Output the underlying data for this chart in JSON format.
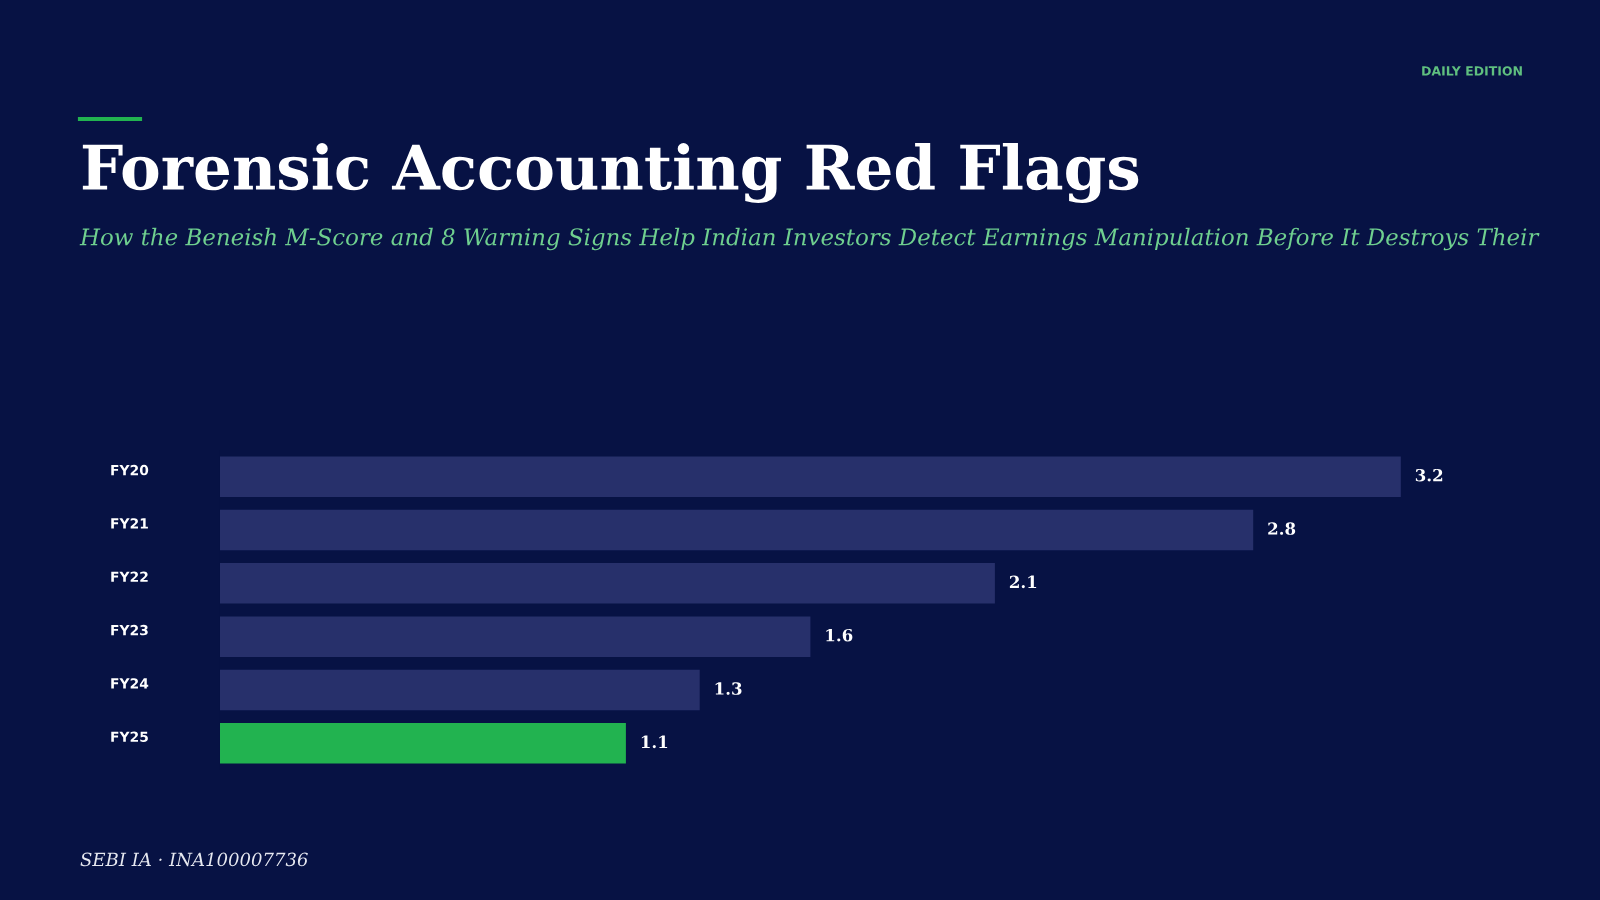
{
  "chart_data": {
    "type": "bar",
    "orientation": "horizontal",
    "title": "Forensic Accounting Red Flags",
    "subtitle": "How the Beneish M-Score and 8 Warning Signs Help Indian Investors Detect Earnings Manipulation Before It Destroys Their",
    "categories": [
      "FY20",
      "FY21",
      "FY22",
      "FY23",
      "FY24",
      "FY25"
    ],
    "values": [
      3.2,
      2.8,
      2.1,
      1.6,
      1.3,
      1.1
    ],
    "colors": [
      "#27306b",
      "#27306b",
      "#27306b",
      "#27306b",
      "#27306b",
      "#22b350"
    ],
    "data_labels": true,
    "tick_labels": false,
    "grid": false,
    "legend": false,
    "annotations": [
      "DAILY EDITION",
      "SEBI IA · INA100007736"
    ]
  }
}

#####

OBJECTIVE:
For this exercise, gather every line of the data that contains the word "false".

RESULT OF THIS TASK:
    "tick_labels": false,
    "grid": false,
    "legend": false,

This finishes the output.